* _Task brief_
Every line in the listing is to be echoed verbatim.

* _Information shown_
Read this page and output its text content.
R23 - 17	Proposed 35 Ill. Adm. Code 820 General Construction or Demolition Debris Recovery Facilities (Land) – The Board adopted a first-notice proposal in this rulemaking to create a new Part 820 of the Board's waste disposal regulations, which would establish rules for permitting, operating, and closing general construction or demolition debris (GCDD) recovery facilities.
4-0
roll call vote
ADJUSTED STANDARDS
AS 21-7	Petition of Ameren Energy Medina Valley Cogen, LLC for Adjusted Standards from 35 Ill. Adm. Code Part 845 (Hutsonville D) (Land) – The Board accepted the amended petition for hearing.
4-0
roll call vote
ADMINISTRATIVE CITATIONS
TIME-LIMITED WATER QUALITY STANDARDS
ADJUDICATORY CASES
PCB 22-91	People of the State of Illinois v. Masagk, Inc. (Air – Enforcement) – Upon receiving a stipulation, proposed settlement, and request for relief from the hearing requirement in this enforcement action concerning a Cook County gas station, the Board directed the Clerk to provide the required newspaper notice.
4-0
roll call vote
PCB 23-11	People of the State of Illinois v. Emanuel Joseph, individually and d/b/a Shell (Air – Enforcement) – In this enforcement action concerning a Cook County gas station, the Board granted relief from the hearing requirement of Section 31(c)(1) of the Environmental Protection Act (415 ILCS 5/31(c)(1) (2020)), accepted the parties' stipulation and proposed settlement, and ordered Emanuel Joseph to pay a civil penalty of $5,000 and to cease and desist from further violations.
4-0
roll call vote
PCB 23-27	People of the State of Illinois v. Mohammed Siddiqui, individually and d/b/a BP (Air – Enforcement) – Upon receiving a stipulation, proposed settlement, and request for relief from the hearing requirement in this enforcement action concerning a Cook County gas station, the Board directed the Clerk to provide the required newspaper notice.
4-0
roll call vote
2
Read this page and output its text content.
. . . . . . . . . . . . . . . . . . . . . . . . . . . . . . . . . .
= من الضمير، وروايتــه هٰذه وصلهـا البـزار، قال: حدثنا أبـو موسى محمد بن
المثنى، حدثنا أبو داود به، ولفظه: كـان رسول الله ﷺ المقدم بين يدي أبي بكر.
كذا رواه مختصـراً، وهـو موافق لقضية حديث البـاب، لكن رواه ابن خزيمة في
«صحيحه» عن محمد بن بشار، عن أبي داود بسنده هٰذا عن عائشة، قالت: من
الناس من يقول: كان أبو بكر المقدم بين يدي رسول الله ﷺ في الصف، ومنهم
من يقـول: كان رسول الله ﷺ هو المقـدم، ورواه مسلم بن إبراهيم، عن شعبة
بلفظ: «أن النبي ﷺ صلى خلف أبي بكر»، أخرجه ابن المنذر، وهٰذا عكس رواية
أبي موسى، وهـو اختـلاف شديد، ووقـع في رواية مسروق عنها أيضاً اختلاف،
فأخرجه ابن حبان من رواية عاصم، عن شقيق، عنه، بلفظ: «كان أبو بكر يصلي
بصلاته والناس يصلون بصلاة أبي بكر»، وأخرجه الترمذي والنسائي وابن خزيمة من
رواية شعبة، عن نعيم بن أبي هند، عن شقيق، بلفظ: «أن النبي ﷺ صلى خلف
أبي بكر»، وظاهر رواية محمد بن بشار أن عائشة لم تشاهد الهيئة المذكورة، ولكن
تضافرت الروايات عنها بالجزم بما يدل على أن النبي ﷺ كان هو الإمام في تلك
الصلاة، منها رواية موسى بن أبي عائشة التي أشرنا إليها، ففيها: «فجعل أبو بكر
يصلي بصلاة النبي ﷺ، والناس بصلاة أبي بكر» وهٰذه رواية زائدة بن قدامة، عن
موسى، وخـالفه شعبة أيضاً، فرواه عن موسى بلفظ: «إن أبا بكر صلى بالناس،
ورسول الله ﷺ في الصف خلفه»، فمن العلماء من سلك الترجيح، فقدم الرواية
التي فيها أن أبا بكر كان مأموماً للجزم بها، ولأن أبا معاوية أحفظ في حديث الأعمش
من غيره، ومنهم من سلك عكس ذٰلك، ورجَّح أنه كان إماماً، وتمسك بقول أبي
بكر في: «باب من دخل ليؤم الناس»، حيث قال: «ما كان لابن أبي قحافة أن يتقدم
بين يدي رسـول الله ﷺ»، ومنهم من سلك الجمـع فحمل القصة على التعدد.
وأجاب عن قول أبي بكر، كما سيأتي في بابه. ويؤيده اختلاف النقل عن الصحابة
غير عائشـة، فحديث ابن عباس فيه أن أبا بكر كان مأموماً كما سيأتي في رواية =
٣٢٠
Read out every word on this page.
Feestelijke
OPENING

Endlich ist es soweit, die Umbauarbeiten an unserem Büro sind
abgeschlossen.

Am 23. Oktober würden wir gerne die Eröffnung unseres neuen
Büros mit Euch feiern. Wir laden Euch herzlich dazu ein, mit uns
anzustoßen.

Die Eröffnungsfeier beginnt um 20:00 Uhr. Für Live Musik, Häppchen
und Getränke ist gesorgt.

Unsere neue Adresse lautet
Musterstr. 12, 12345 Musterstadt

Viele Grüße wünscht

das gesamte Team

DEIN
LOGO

* _Completed exercise_
Read this page and output its text content.
R23 - 17	Proposed 35 Ill. Adm. Code 820 General Construction or Demolition Debris Recovery Facilities (Land) – The Board adopted a first-notice proposal in this rulemaking to create a new Part 820 of the Board's waste disposal regulations, which would establish rules for permitting, operating, and closing general construction or demolition debris (GCDD) recovery facilities.
4-0
roll call vote
ADJUSTED STANDARDS
AS 21-7	Petition of Ameren Energy Medina Valley Cogen, LLC for Adjusted Standards from 35 Ill. Adm. Code Part 845 (Hutsonville D) (Land) – The Board accepted the amended petition for hearing.
4-0
roll call vote
ADMINISTRATIVE CITATIONS
TIME-LIMITED WATER QUALITY STANDARDS
ADJUDICATORY CASES
PCB 22-91	People of the State of Illinois v. Masagk, Inc. (Air – Enforcement) – Upon receiving a stipulation, proposed settlement, and request for relief from the hearing requirement in this enforcement action concerning a Cook County gas station, the Board directed the Clerk to provide the required newspaper notice.
4-0
roll call vote
PCB 23-11	People of the State of Illinois v. Emanuel Joseph, individually and d/b/a Shell (Air – Enforcement) – In this enforcement action concerning a Cook County gas station, the Board granted relief from the hearing requirement of Section 31(c)(1) of the Environmental Protection Act (415 ILCS 5/31(c)(1) (2020)), accepted the parties' stipulation and proposed settlement, and ordered Emanuel Joseph to pay a civil penalty of $5,000 and to cease and desist from further violations.
4-0
roll call vote
PCB 23-27	People of the State of Illinois v. Mohammed Siddiqui, individually and d/b/a BP (Air – Enforcement) – Upon receiving a stipulation, proposed settlement, and request for relief from the hearing requirement in this enforcement action concerning a Cook County gas station, the Board directed the Clerk to provide the required newspaper notice.
4-0
roll call vote
2
Read this page and output its text content.
. . . . . . . . . . . . . . . . . . . . . . . . . . . . . . . . . .
= من الضمير، وروايتــه هٰذه وصلهـا البـزار، قال: حدثنا أبـو موسى محمد بن
المثنى، حدثنا أبو داود به، ولفظه: كـان رسول الله ﷺ المقدم بين يدي أبي بكر.
كذا رواه مختصـراً، وهـو موافق لقضية حديث البـاب، لكن رواه ابن خزيمة في
«صحيحه» عن محمد بن بشار، عن أبي داود بسنده هٰذا عن عائشة، قالت: من
الناس من يقول: كان أبو بكر المقدم بين يدي رسول الله ﷺ في الصف، ومنهم
من يقـول: كان رسول الله ﷺ هو المقـدم، ورواه مسلم بن إبراهيم، عن شعبة
بلفظ: «أن النبي ﷺ صلى خلف أبي بكر»، أخرجه ابن المنذر، وهٰذا عكس رواية
أبي موسى، وهـو اختـلاف شديد، ووقـع في رواية مسروق عنها أيضاً اختلاف،
فأخرجه ابن حبان من رواية عاصم، عن شقيق، عنه، بلفظ: «كان أبو بكر يصلي
بصلاته والناس يصلون بصلاة أبي بكر»، وأخرجه الترمذي والنسائي وابن خزيمة من
رواية شعبة، عن نعيم بن أبي هند، عن شقيق، بلفظ: «أن النبي ﷺ صلى خلف
أبي بكر»، وظاهر رواية محمد بن بشار أن عائشة لم تشاهد الهيئة المذكورة، ولكن
تضافرت الروايات عنها بالجزم بما يدل على أن النبي ﷺ كان هو الإمام في تلك
الصلاة، منها رواية موسى بن أبي عائشة التي أشرنا إليها، ففيها: «فجعل أبو بكر
يصلي بصلاة النبي ﷺ، والناس بصلاة أبي بكر» وهٰذه رواية زائدة بن قدامة، عن
موسى، وخـالفه شعبة أيضاً، فرواه عن موسى بلفظ: «إن أبا بكر صلى بالناس،
ورسول الله ﷺ في الصف خلفه»، فمن العلماء من سلك الترجيح، فقدم الرواية
التي فيها أن أبا بكر كان مأموماً للجزم بها، ولأن أبا معاوية أحفظ في حديث الأعمش
من غيره، ومنهم من سلك عكس ذٰلك، ورجَّح أنه كان إماماً، وتمسك بقول أبي
بكر في: «باب من دخل ليؤم الناس»، حيث قال: «ما كان لابن أبي قحافة أن يتقدم
بين يدي رسـول الله ﷺ»، ومنهم من سلك الجمـع فحمل القصة على التعدد.
وأجاب عن قول أبي بكر، كما سيأتي في بابه. ويؤيده اختلاف النقل عن الصحابة
غير عائشـة، فحديث ابن عباس فيه أن أبا بكر كان مأموماً كما سيأتي في رواية =
٣٢٠
Read out every word on this page.
Feestelijke
OPENING

Endlich ist es soweit, die Umbauarbeiten an unserem Büro sind
abgeschlossen.

Am 23. Oktober würden wir gerne die Eröffnung unseres neuen
Büros mit Euch feiern. Wir laden Euch herzlich dazu ein, mit uns
anzustoßen.

Die Eröffnungsfeier beginnt um 20:00 Uhr. Für Live Musik, Häppchen
und Getränke ist gesorgt.

Unsere neue Adresse lautet
Musterstr. 12, 12345 Musterstadt

Viele Grüße wünscht

das gesamte Team

DEIN
LOGO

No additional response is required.